Extracted records
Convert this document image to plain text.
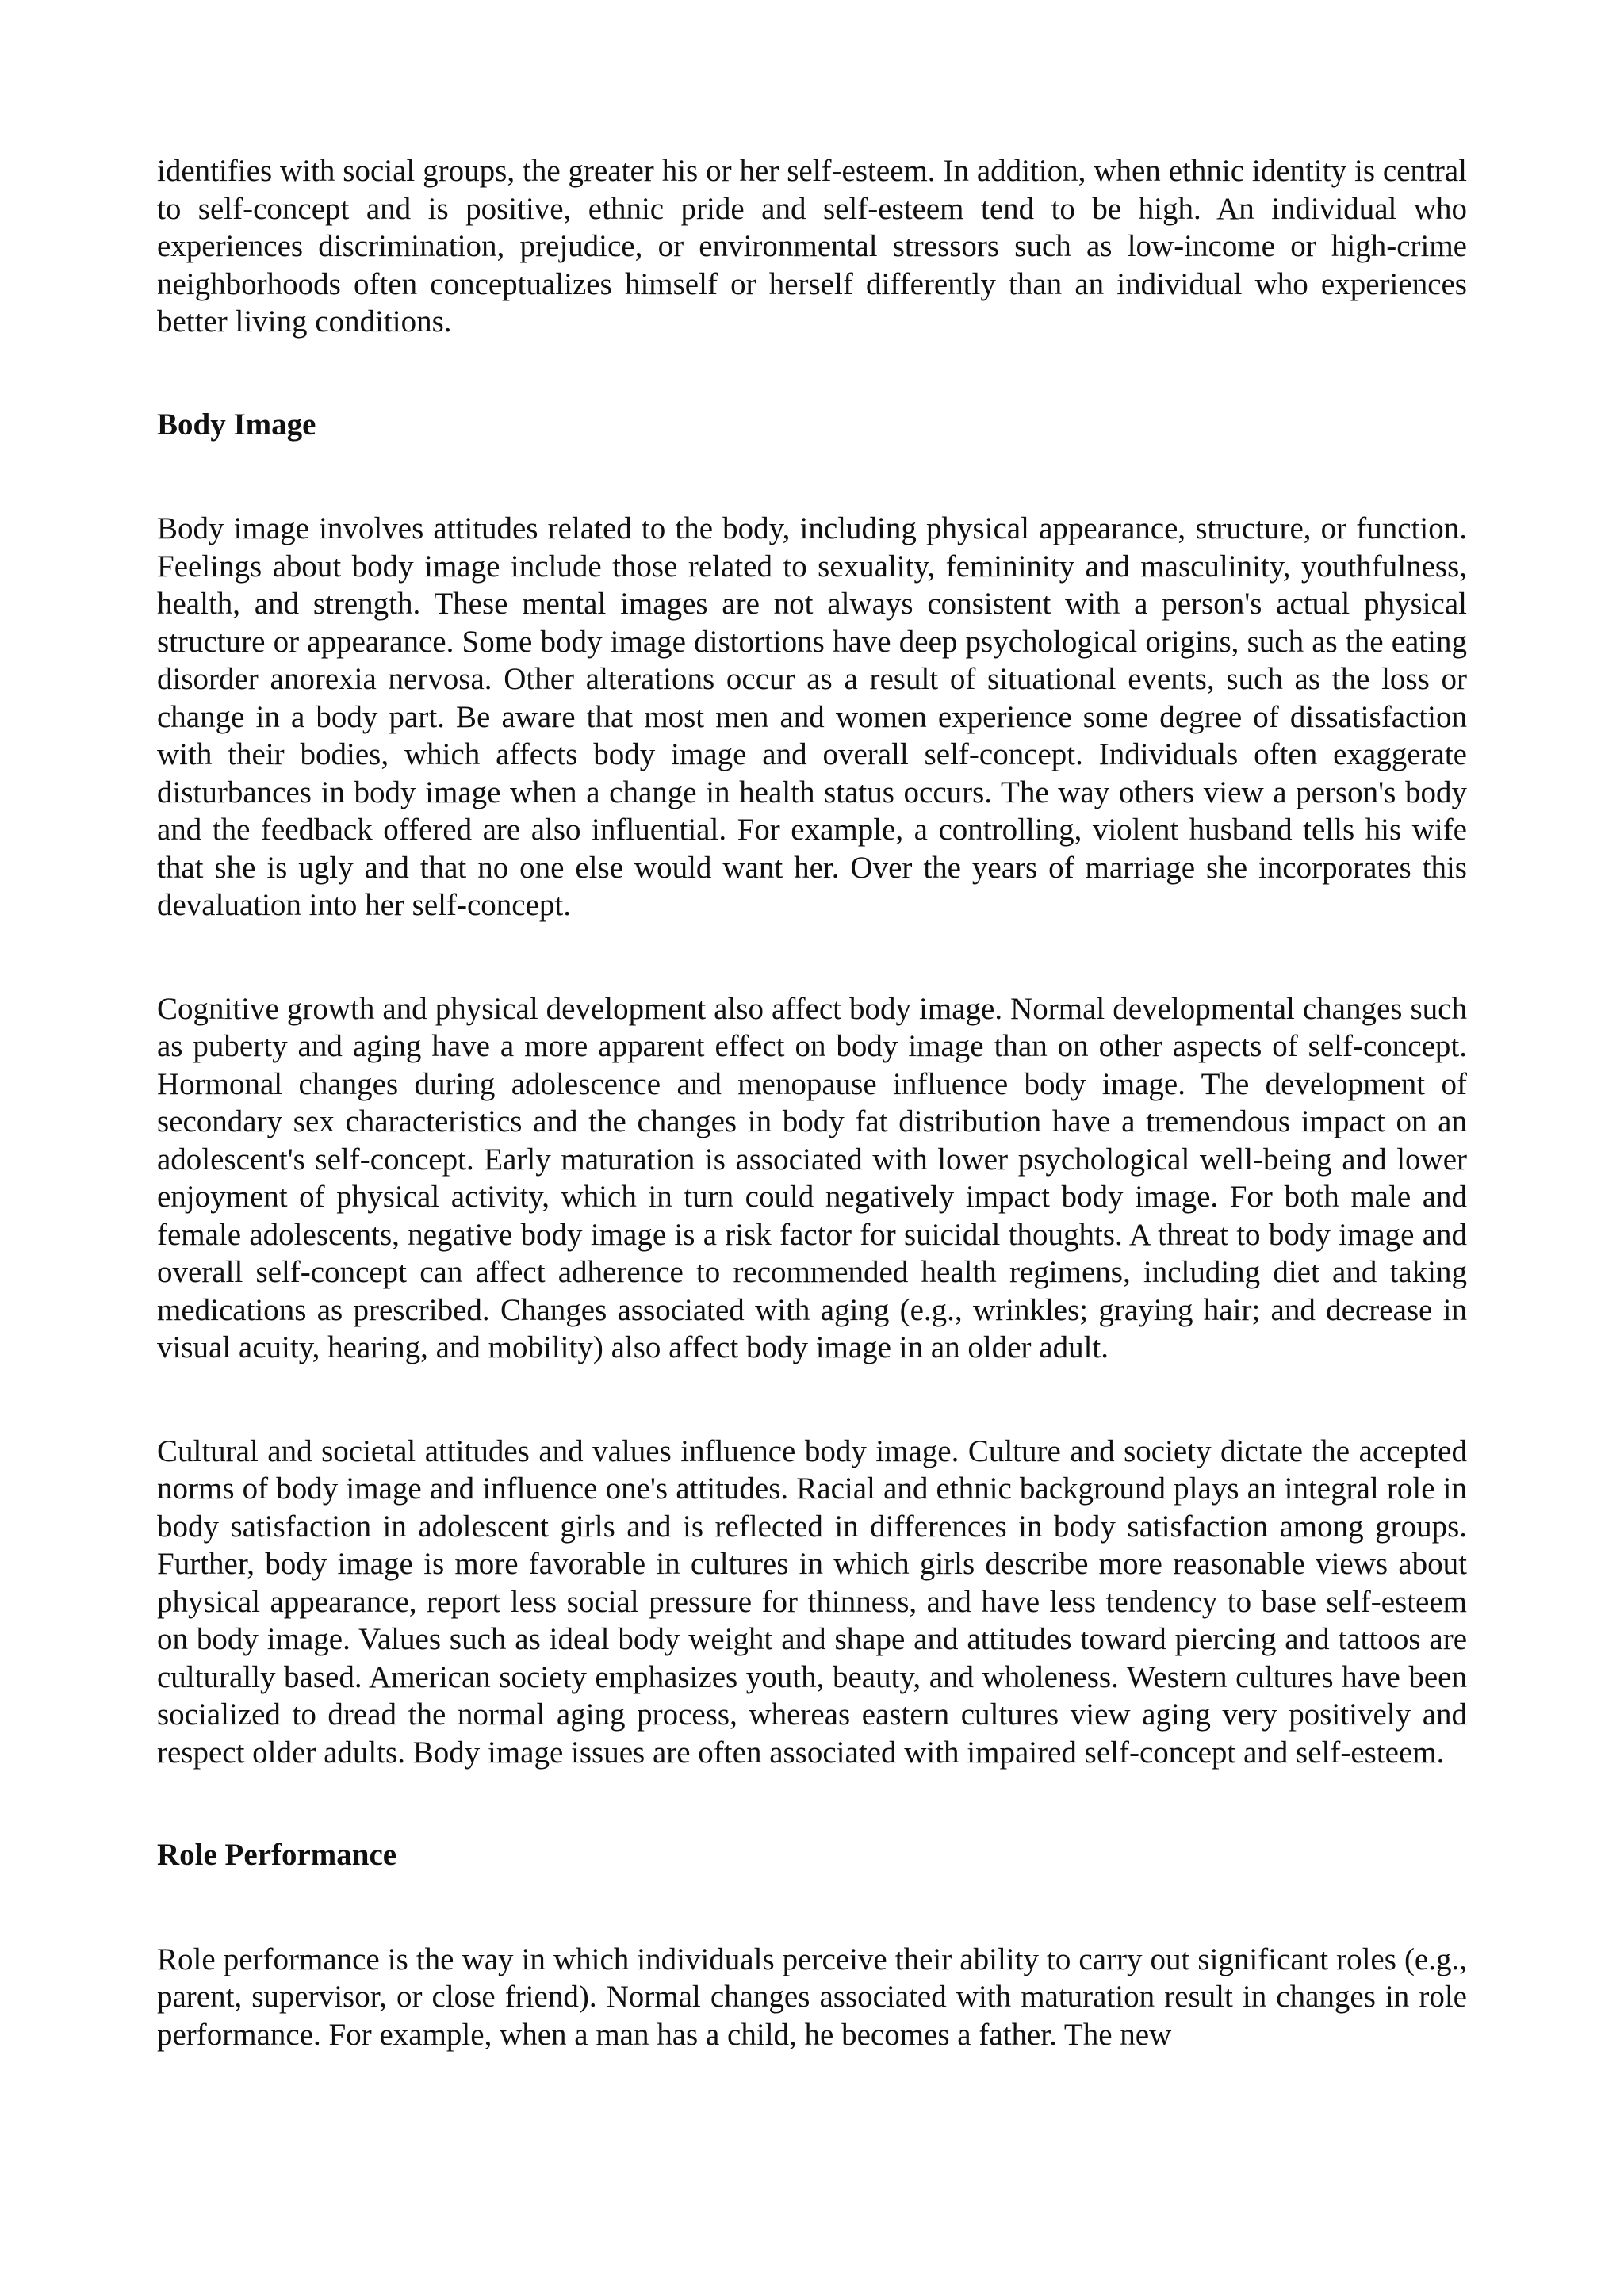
identifies with social groups, the greater his or her self-esteem. In addition, when ethnic identity is central to self-concept and is positive, ethnic pride and self-esteem tend to be high. An individual who experiences discrimination, prejudice, or environmental stressors such as low-income or high-crime neighborhoods often conceptualizes himself or herself differently than an individual who experiences better living conditions.

Body Image

Body image involves attitudes related to the body, including physical appearance, structure, or function. Feelings about body image include those related to sexuality, femininity and masculinity, youthfulness, health, and strength. These mental images are not always consistent with a person's actual physical structure or appearance. Some body image distortions have deep psychological origins, such as the eating disorder anorexia nervosa. Other alterations occur as a result of situational events, such as the loss or change in a body part. Be aware that most men and women experience some degree of dissatisfaction with their bodies, which affects body image and overall self-concept. Individuals often exaggerate disturbances in body image when a change in health status occurs. The way others view a person's body and the feedback offered are also influential. For example, a controlling, violent husband tells his wife that she is ugly and that no one else would want her. Over the years of marriage she incorporates this devaluation into her self-concept.

Cognitive growth and physical development also affect body image. Normal developmental changes such as puberty and aging have a more apparent effect on body image than on other aspects of self-concept. Hormonal changes during adolescence and menopause influence body image. The development of secondary sex characteristics and the changes in body fat distribution have a tremendous impact on an adolescent's self-concept. Early maturation is associated with lower psychological well-being and lower enjoyment of physical activity, which in turn could negatively impact body image. For both male and female adolescents, negative body image is a risk factor for suicidal thoughts. A threat to body image and overall self-concept can affect adherence to recommended health regimens, including diet and taking medications as prescribed. Changes associated with aging (e.g., wrinkles; graying hair; and decrease in visual acuity, hearing, and mobility) also affect body image in an older adult.

Cultural and societal attitudes and values influence body image. Culture and society dictate the accepted norms of body image and influence one's attitudes. Racial and ethnic background plays an integral role in body satisfaction in adolescent girls and is reflected in differences in body satisfaction among groups. Further, body image is more favorable in cultures in which girls describe more reasonable views about physical appearance, report less social pressure for thinness, and have less tendency to base self-esteem on body image. Values such as ideal body weight and shape and attitudes toward piercing and tattoos are culturally based. American society emphasizes youth, beauty, and wholeness. Western cultures have been socialized to dread the normal aging process, whereas eastern cultures view aging very positively and respect older adults. Body image issues are often associated with impaired self-concept and self-esteem.

Role Performance

Role performance is the way in which individuals perceive their ability to carry out significant roles (e.g., parent, supervisor, or close friend). Normal changes associated with maturation result in changes in role performance. For example, when a man has a child, he becomes a father. The new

-- Brief --
Pictures are excluded; copy all other data exactly as shown.

-- Solution for this exercise --
Convert this document image to plain text.
identifies with social groups, the greater his or her self-esteem. In addition, when ethnic identity is central to self-concept and is positive, ethnic pride and self-esteem tend to be high. An individual who experiences discrimination, prejudice, or environmental stressors such as low-income or high-crime neighborhoods often conceptualizes himself or herself differently than an individual who experiences better living conditions.

Body Image

Body image involves attitudes related to the body, including physical appearance, structure, or function. Feelings about body image include those related to sexuality, femininity and masculinity, youthfulness, health, and strength. These mental images are not always consistent with a person's actual physical structure or appearance. Some body image distortions have deep psychological origins, such as the eating disorder anorexia nervosa. Other alterations occur as a result of situational events, such as the loss or change in a body part. Be aware that most men and women experience some degree of dissatisfaction with their bodies, which affects body image and overall self-concept. Individuals often exaggerate disturbances in body image when a change in health status occurs. The way others view a person's body and the feedback offered are also influential. For example, a controlling, violent husband tells his wife that she is ugly and that no one else would want her. Over the years of marriage she incorporates this devaluation into her self-concept.

Cognitive growth and physical development also affect body image. Normal developmental changes such as puberty and aging have a more apparent effect on body image than on other aspects of self-concept. Hormonal changes during adolescence and menopause influence body image. The development of secondary sex characteristics and the changes in body fat distribution have a tremendous impact on an adolescent's self-concept. Early maturation is associated with lower psychological well-being and lower enjoyment of physical activity, which in turn could negatively impact body image. For both male and female adolescents, negative body image is a risk factor for suicidal thoughts. A threat to body image and overall self-concept can affect adherence to recommended health regimens, including diet and taking medications as prescribed. Changes associated with aging (e.g., wrinkles; graying hair; and decrease in visual acuity, hearing, and mobility) also affect body image in an older adult.

Cultural and societal attitudes and values influence body image. Culture and society dictate the accepted norms of body image and influence one's attitudes. Racial and ethnic background plays an integral role in body satisfaction in adolescent girls and is reflected in differences in body satisfaction among groups. Further, body image is more favorable in cultures in which girls describe more reasonable views about physical appearance, report less social pressure for thinness, and have less tendency to base self-esteem on body image. Values such as ideal body weight and shape and attitudes toward piercing and tattoos are culturally based. American society emphasizes youth, beauty, and wholeness. Western cultures have been socialized to dread the normal aging process, whereas eastern cultures view aging very positively and respect older adults. Body image issues are often associated with impaired self-concept and self-esteem.

Role Performance

Role performance is the way in which individuals perceive their ability to carry out significant roles (e.g., parent, supervisor, or close friend). Normal changes associated with maturation result in changes in role performance. For example, when a man has a child, he becomes a father. The new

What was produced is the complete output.